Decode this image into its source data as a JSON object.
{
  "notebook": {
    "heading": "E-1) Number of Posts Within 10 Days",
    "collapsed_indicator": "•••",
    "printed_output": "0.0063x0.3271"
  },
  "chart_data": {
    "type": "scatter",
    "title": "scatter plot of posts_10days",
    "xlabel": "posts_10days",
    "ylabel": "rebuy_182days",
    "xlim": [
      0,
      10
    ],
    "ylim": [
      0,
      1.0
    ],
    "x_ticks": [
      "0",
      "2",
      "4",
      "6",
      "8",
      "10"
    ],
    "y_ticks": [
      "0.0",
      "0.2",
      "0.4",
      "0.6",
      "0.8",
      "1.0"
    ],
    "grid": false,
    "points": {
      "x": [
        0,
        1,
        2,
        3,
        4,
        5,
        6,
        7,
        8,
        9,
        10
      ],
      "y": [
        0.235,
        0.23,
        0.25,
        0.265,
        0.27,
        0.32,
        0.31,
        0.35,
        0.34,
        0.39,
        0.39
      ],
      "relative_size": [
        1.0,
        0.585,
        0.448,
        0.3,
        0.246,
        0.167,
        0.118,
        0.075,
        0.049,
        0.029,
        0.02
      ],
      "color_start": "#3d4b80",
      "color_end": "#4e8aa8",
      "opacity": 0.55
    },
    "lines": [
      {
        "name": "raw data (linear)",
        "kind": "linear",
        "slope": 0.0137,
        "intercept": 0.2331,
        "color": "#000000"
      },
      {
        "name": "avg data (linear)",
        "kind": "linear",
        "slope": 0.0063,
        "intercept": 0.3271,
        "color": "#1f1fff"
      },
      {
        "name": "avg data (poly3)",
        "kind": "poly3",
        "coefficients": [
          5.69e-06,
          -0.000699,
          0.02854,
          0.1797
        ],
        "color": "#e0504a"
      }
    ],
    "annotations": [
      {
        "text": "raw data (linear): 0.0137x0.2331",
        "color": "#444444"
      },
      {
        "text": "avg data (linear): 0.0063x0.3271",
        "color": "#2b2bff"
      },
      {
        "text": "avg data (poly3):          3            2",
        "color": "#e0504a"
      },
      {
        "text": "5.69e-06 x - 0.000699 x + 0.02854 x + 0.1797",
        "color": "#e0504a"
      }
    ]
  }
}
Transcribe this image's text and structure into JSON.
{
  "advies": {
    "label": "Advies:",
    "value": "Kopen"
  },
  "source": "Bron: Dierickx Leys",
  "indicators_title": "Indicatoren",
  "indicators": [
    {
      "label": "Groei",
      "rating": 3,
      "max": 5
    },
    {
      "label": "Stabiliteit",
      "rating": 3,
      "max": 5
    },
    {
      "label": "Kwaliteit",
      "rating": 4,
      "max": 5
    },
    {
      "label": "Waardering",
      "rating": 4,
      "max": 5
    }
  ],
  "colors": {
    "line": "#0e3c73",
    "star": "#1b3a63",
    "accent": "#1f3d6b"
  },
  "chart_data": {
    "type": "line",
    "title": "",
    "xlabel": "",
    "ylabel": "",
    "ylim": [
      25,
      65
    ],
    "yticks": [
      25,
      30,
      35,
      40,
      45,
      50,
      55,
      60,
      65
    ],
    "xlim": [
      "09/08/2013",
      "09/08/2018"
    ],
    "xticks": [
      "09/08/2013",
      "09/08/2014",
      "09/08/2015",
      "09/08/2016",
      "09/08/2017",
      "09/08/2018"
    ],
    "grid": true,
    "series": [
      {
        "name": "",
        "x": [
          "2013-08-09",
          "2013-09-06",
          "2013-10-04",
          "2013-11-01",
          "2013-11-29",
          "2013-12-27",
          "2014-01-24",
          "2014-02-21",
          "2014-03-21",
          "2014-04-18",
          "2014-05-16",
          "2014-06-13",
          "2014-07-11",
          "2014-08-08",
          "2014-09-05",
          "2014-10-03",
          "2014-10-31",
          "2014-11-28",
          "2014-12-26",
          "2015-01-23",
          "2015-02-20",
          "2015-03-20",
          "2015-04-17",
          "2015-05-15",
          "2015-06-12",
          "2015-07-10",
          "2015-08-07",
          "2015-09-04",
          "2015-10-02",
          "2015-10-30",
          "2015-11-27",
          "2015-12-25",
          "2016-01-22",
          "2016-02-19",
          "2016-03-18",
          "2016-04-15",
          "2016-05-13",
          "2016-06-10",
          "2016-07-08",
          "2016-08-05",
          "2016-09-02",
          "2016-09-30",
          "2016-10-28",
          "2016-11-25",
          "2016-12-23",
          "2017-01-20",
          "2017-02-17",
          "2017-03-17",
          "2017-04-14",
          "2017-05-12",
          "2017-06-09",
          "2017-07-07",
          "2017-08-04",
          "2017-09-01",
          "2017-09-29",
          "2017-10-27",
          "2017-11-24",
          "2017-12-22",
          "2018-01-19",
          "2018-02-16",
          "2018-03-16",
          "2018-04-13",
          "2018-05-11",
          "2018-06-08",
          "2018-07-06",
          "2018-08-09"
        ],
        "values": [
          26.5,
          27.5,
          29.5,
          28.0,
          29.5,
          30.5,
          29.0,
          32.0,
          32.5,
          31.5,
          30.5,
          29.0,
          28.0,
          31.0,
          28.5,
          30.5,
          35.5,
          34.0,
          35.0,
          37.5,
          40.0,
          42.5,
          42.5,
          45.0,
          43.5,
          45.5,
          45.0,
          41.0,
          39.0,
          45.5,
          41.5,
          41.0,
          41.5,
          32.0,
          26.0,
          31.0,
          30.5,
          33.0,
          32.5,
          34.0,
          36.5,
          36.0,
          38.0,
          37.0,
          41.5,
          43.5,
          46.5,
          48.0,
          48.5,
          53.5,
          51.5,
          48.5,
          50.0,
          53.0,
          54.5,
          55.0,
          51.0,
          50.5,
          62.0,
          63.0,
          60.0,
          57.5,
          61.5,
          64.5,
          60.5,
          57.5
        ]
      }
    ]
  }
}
=======
# What to produce
In the listing above, locate each line with "text" and copy it.

# The answer
        "text": "raw data (linear): 0.0137x0.2331",
        "text": "avg data (linear): 0.0063x0.3271",
        "text": "avg data (poly3):          3            2",
        "text": "5.69e-06 x - 0.000699 x + 0.02854 x + 0.1797",
Transcribe this image's text and structure into JSON.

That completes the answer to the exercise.